**DO THIS:**
Repeat the full listing, word for word.
* * * * * * * * *
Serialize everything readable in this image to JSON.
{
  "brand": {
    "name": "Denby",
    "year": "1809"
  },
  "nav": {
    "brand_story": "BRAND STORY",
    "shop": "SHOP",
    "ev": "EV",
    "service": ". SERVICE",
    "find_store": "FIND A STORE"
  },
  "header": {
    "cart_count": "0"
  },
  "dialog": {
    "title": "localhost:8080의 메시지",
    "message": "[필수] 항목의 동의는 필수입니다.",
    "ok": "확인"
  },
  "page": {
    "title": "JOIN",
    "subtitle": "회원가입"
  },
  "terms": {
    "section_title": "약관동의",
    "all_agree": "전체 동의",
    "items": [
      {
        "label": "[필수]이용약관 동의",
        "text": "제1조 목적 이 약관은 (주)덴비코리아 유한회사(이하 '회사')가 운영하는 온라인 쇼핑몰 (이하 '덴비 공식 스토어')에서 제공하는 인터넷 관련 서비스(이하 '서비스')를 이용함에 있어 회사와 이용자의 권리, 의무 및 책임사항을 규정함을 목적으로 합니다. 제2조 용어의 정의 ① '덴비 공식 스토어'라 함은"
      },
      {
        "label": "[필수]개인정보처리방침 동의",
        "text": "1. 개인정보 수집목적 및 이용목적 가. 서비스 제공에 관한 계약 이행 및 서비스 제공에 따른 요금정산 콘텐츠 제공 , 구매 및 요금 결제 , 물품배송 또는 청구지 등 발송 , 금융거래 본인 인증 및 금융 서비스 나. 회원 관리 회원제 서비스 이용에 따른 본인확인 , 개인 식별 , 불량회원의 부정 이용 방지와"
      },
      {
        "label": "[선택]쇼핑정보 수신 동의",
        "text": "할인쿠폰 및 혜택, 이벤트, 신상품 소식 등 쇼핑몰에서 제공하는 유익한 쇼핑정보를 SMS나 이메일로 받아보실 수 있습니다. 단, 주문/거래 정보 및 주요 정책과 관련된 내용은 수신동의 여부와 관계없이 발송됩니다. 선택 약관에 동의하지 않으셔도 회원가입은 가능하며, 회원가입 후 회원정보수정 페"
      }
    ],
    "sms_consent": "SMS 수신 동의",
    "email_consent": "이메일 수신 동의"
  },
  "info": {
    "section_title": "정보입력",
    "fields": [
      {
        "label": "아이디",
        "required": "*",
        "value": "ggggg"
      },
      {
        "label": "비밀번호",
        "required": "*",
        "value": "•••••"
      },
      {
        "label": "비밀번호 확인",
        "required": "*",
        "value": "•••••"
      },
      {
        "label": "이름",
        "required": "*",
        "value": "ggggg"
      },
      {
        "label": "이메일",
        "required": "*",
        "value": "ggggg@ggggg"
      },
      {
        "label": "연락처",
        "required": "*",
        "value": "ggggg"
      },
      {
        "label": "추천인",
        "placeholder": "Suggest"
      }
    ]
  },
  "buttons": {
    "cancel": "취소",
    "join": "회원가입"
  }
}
* * * * * * * * *
**CORRECT OUTPUT:**
Serialize everything readable in this image to JSON.
{
  "brand": {
    "name": "Denby",
    "year": "1809"
  },
  "nav": {
    "brand_story": "BRAND STORY",
    "shop": "SHOP",
    "ev": "EV",
    "service": ". SERVICE",
    "find_store": "FIND A STORE"
  },
  "header": {
    "cart_count": "0"
  },
  "dialog": {
    "title": "localhost:8080의 메시지",
    "message": "[필수] 항목의 동의는 필수입니다.",
    "ok": "확인"
  },
  "page": {
    "title": "JOIN",
    "subtitle": "회원가입"
  },
  "terms": {
    "section_title": "약관동의",
    "all_agree": "전체 동의",
    "items": [
      {
        "label": "[필수]이용약관 동의",
        "text": "제1조 목적 이 약관은 (주)덴비코리아 유한회사(이하 '회사')가 운영하는 온라인 쇼핑몰 (이하 '덴비 공식 스토어')에서 제공하는 인터넷 관련 서비스(이하 '서비스')를 이용함에 있어 회사와 이용자의 권리, 의무 및 책임사항을 규정함을 목적으로 합니다. 제2조 용어의 정의 ① '덴비 공식 스토어'라 함은"
      },
      {
        "label": "[필수]개인정보처리방침 동의",
        "text": "1. 개인정보 수집목적 및 이용목적 가. 서비스 제공에 관한 계약 이행 및 서비스 제공에 따른 요금정산 콘텐츠 제공 , 구매 및 요금 결제 , 물품배송 또는 청구지 등 발송 , 금융거래 본인 인증 및 금융 서비스 나. 회원 관리 회원제 서비스 이용에 따른 본인확인 , 개인 식별 , 불량회원의 부정 이용 방지와"
      },
      {
        "label": "[선택]쇼핑정보 수신 동의",
        "text": "할인쿠폰 및 혜택, 이벤트, 신상품 소식 등 쇼핑몰에서 제공하는 유익한 쇼핑정보를 SMS나 이메일로 받아보실 수 있습니다. 단, 주문/거래 정보 및 주요 정책과 관련된 내용은 수신동의 여부와 관계없이 발송됩니다. 선택 약관에 동의하지 않으셔도 회원가입은 가능하며, 회원가입 후 회원정보수정 페"
      }
    ],
    "sms_consent": "SMS 수신 동의",
    "email_consent": "이메일 수신 동의"
  },
  "info": {
    "section_title": "정보입력",
    "fields": [
      {
        "label": "아이디",
        "required": "*",
        "value": "ggggg"
      },
      {
        "label": "비밀번호",
        "required": "*",
        "value": "•••••"
      },
      {
        "label": "비밀번호 확인",
        "required": "*",
        "value": "•••••"
      },
      {
        "label": "이름",
        "required": "*",
        "value": "ggggg"
      },
      {
        "label": "이메일",
        "required": "*",
        "value": "ggggg@ggggg"
      },
      {
        "label": "연락처",
        "required": "*",
        "value": "ggggg"
      },
      {
        "label": "추천인",
        "placeholder": "Suggest"
      }
    ]
  },
  "buttons": {
    "cancel": "취소",
    "join": "회원가입"
  }
}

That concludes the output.